Work required
Repeat all of the material exactly as given.

Material shown
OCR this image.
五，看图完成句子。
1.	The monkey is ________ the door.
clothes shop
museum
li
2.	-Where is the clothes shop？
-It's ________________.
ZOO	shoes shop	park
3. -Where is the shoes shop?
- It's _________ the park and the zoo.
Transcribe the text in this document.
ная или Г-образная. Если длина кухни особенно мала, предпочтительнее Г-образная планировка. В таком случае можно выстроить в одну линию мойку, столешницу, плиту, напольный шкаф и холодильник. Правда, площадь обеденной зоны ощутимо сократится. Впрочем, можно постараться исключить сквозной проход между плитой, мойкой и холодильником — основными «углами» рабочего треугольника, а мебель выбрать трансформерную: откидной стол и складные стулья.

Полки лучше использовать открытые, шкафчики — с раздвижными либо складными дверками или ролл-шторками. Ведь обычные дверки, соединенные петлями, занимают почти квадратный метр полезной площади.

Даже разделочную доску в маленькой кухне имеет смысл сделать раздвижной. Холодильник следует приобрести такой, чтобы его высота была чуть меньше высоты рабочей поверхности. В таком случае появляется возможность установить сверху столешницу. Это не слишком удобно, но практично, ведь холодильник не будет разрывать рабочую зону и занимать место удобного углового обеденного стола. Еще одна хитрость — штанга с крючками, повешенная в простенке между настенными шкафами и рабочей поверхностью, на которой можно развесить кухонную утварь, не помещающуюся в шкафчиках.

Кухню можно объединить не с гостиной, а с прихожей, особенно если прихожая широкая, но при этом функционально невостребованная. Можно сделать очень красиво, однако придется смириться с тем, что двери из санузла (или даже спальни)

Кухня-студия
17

Task response
OCR this image.
五，看图完成句子。
1.	The monkey is ________ the door.
clothes shop
museum
li
2.	-Where is the clothes shop？
-It's ________________.
ZOO	shoes shop	park
3. -Where is the shoes shop?
- It's _________ the park and the zoo.
Transcribe the text in this document.
ная или Г-образная. Если длина кухни особенно мала, предпочтительнее Г-образная планировка. В таком случае можно выстроить в одну линию мойку, столешницу, плиту, напольный шкаф и холодильник. Правда, площадь обеденной зоны ощутимо сократится. Впрочем, можно постараться исключить сквозной проход между плитой, мойкой и холодильником — основными «углами» рабочего треугольника, а мебель выбрать трансформерную: откидной стол и складные стулья.

Полки лучше использовать открытые, шкафчики — с раздвижными либо складными дверками или ролл-шторками. Ведь обычные дверки, соединенные петлями, занимают почти квадратный метр полезной площади.

Даже разделочную доску в маленькой кухне имеет смысл сделать раздвижной. Холодильник следует приобрести такой, чтобы его высота была чуть меньше высоты рабочей поверхности. В таком случае появляется возможность установить сверху столешницу. Это не слишком удобно, но практично, ведь холодильник не будет разрывать рабочую зону и занимать место удобного углового обеденного стола. Еще одна хитрость — штанга с крючками, повешенная в простенке между настенными шкафами и рабочей поверхностью, на которой можно развесить кухонную утварь, не помещающуюся в шкафчиках.

Кухню можно объединить не с гостиной, а с прихожей, особенно если прихожая широкая, но при этом функционально невостребованная. Можно сделать очень красиво, однако придется смириться с тем, что двери из санузла (или даже спальни)

Кухня-студия
17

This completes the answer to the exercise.